— START Records supplied —
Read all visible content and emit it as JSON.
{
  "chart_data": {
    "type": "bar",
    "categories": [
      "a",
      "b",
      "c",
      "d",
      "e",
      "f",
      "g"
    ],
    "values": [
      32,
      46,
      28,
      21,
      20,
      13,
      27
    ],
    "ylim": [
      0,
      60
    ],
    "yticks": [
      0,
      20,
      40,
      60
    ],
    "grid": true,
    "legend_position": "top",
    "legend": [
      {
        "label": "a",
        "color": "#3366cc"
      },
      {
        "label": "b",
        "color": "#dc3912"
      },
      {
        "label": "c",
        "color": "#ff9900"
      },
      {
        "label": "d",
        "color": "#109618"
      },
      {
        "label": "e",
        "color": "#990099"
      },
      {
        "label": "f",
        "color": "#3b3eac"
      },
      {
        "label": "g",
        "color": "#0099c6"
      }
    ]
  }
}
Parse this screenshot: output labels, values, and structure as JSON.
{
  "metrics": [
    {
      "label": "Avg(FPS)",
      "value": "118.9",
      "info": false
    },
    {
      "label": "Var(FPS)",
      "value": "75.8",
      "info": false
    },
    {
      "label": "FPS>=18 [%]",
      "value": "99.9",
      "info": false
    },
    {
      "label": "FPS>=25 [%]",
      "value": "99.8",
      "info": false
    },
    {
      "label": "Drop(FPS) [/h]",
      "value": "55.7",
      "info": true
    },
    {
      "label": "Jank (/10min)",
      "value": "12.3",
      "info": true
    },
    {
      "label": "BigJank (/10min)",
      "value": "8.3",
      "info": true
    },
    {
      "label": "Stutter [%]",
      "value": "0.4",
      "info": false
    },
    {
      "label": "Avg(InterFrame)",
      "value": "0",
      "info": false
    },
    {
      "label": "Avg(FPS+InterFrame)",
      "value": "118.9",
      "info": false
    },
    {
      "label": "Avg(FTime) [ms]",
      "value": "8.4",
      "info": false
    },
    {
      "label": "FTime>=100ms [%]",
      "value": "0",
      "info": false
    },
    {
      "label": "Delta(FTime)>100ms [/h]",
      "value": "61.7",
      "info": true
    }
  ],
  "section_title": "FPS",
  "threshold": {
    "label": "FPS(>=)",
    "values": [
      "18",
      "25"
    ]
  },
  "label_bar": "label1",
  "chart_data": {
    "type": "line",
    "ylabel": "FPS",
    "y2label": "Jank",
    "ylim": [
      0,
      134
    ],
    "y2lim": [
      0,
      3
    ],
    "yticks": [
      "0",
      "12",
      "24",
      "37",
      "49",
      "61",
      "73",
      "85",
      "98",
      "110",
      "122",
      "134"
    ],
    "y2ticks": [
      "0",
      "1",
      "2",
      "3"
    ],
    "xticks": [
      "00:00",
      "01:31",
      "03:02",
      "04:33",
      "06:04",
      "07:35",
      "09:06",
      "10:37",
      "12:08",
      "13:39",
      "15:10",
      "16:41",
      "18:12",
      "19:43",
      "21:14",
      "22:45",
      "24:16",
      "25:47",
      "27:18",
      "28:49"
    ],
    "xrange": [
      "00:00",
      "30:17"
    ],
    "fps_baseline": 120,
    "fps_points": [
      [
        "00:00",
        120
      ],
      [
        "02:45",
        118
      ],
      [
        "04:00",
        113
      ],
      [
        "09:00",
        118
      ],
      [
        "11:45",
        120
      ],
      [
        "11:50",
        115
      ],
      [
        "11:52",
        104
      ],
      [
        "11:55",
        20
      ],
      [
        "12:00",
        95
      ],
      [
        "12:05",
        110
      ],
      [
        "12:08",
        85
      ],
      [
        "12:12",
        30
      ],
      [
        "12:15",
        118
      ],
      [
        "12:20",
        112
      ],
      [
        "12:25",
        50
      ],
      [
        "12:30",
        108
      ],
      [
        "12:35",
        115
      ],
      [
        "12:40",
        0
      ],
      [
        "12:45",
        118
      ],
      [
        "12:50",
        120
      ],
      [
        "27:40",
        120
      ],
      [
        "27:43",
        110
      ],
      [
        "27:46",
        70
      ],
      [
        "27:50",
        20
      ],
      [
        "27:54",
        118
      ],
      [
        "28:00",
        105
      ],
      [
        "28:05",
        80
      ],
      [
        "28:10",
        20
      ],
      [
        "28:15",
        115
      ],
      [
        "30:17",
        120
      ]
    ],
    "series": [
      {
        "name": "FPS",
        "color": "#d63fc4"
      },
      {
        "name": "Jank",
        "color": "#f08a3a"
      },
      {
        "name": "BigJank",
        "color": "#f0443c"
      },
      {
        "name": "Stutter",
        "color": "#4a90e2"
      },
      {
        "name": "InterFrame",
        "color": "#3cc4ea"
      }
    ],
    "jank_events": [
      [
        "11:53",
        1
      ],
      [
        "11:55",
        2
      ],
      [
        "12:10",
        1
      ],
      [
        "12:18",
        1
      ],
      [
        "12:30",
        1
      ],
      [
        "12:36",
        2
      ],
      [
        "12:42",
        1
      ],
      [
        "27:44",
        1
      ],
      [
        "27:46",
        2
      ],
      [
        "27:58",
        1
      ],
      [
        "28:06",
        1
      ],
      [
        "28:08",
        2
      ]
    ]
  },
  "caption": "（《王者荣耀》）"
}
— END Records supplied —
### Aim of the task
Each line that has the word "FTime" should be copied.

### Output
      "label": "Avg(FTime) [ms]",
      "label": "FTime>=100ms [%]",
      "label": "Delta(FTime)>100ms [/h]",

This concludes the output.